**DATA FOR THE TASK**

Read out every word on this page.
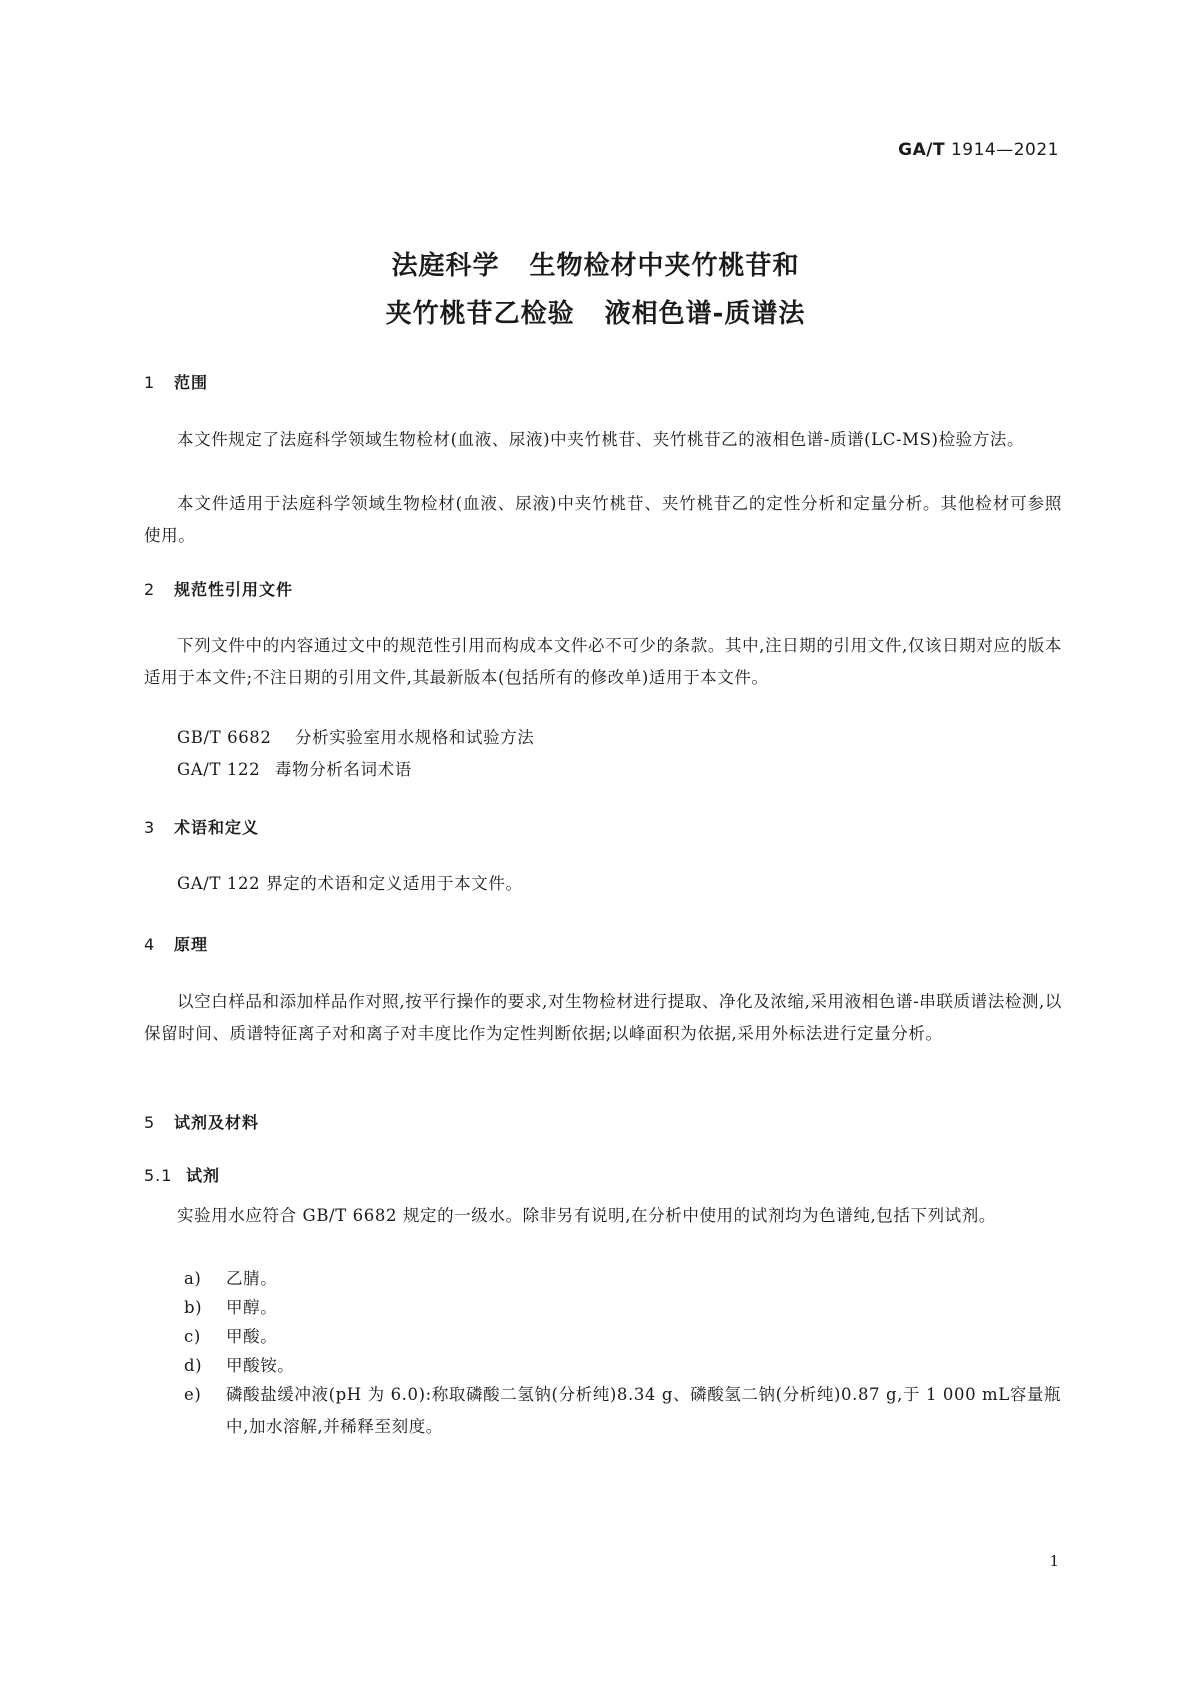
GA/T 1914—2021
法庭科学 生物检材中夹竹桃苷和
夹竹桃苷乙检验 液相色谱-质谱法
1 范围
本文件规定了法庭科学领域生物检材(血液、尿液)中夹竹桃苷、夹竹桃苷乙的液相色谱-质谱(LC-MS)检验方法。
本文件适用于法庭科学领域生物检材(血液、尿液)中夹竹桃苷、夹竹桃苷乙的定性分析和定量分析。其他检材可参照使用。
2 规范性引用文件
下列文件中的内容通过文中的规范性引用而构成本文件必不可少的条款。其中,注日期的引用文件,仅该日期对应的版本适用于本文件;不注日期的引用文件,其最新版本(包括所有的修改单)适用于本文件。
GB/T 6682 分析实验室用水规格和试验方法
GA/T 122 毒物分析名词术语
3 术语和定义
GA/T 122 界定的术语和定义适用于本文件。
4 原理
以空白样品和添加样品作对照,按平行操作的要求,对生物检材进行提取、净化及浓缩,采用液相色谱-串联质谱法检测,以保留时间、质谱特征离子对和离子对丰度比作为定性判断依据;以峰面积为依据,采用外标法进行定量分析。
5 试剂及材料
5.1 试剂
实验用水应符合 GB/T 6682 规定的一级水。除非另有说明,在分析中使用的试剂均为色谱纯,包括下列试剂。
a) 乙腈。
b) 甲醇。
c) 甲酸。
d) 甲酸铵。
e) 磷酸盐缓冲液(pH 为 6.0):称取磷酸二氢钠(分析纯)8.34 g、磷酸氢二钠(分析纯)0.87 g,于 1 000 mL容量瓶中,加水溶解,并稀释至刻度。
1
...
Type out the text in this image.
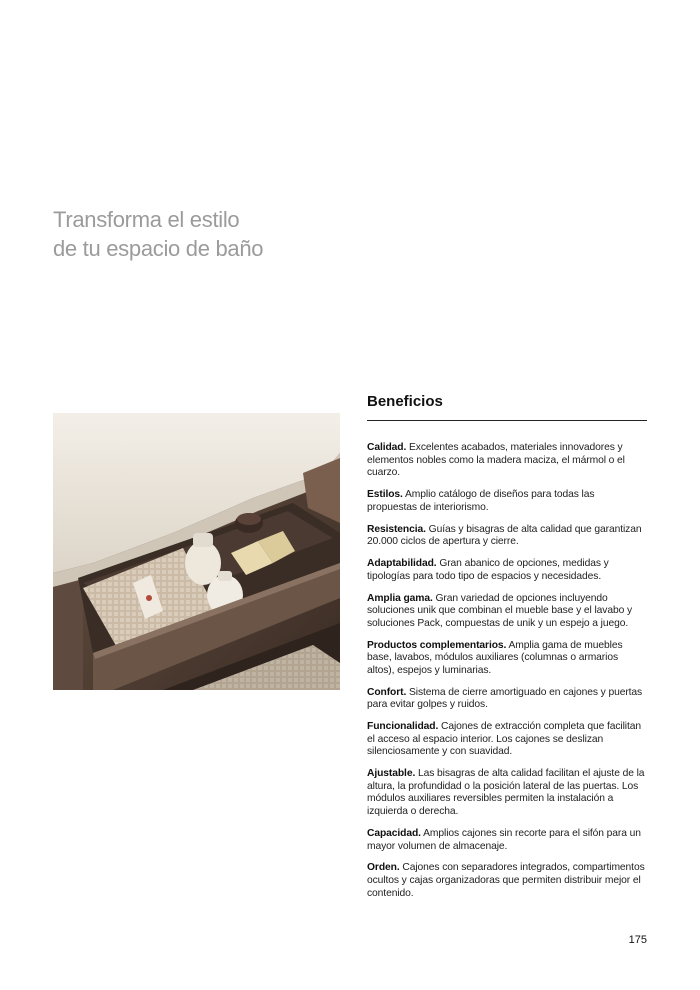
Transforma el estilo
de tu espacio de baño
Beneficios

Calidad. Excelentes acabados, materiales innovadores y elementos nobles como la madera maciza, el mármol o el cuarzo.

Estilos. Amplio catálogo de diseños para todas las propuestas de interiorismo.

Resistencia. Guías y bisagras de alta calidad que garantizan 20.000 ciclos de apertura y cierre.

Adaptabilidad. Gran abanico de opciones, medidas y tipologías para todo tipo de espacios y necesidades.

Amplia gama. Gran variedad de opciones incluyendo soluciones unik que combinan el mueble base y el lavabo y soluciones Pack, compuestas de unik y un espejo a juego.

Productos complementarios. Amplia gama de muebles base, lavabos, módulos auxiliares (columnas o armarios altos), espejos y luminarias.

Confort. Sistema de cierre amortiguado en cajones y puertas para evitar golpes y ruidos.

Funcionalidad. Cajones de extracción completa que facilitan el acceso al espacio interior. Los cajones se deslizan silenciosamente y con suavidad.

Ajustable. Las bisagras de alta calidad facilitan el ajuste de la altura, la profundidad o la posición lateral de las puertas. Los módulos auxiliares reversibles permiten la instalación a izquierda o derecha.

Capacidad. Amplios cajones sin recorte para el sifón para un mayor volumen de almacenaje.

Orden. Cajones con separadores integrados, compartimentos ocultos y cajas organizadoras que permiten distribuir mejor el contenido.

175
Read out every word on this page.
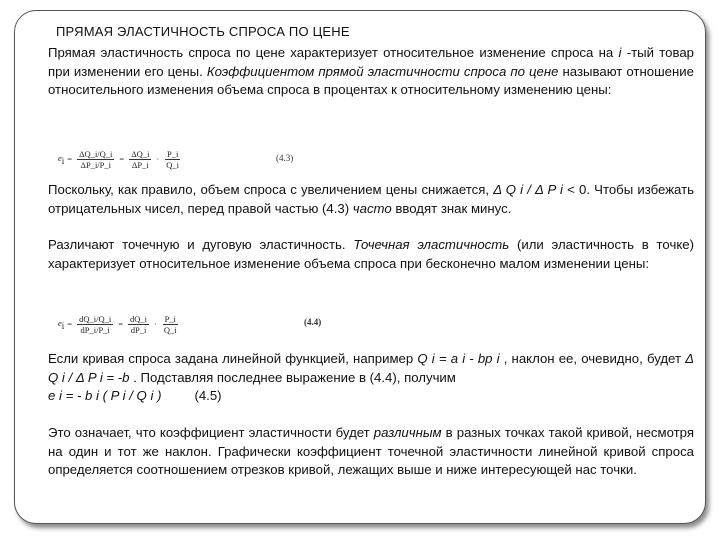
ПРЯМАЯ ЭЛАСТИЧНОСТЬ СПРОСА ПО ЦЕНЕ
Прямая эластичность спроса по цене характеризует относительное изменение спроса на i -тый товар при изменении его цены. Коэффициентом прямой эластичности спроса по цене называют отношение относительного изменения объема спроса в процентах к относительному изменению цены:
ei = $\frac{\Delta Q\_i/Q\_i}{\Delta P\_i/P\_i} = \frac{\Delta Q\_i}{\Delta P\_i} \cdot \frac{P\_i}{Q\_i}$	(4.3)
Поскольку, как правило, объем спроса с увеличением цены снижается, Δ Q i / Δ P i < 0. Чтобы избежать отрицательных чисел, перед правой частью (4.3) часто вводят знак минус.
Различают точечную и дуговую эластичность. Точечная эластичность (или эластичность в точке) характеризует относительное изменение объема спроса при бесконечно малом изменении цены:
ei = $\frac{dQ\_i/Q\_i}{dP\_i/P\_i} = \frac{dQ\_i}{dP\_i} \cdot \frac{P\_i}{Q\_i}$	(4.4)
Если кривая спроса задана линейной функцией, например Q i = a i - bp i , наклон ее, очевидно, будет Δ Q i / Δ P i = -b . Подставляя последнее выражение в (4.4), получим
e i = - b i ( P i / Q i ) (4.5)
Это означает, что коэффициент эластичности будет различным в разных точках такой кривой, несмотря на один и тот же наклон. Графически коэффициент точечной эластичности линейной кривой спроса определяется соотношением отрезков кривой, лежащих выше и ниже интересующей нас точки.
...
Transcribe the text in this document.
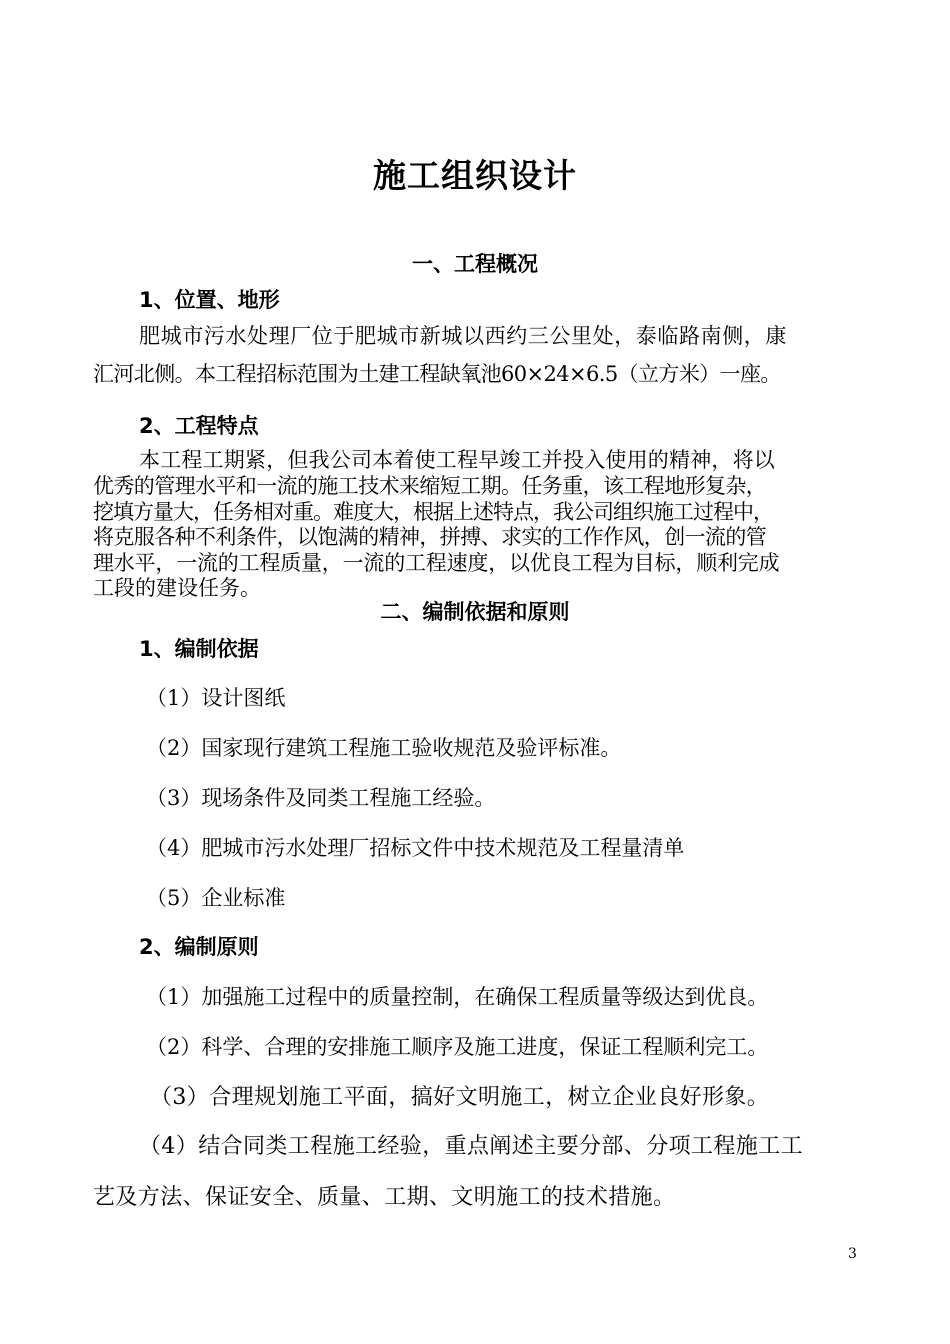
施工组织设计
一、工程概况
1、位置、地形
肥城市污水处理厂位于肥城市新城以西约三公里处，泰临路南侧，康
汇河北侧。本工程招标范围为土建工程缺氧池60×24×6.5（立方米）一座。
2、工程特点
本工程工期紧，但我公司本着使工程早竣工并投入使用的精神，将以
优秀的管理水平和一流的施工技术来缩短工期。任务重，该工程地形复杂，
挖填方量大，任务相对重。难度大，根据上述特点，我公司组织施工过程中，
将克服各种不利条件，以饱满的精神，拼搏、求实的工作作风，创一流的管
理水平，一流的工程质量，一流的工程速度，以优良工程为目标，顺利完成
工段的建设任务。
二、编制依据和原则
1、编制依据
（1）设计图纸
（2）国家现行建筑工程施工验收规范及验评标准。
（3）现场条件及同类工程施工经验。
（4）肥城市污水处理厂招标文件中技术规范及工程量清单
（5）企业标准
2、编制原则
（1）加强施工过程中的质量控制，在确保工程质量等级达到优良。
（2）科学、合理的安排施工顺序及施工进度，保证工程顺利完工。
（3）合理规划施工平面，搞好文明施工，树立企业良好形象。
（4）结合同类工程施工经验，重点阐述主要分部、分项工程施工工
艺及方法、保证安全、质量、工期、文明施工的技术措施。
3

**WHAT YOU HAVE TO DO**
Gather up every line in the data above that contains the word "Gran", copying each one.

**RIGHT ANSWER**
Adaptabilidad. Gran abanico de opciones, medidas y tipologías para todo tipo de espacios y necesidades.
Amplia gama. Gran variedad de opciones incluyendo soluciones unik que combinan el mueble base y el lavabo y soluciones Pack, compuestas de unik y un espejo a juego.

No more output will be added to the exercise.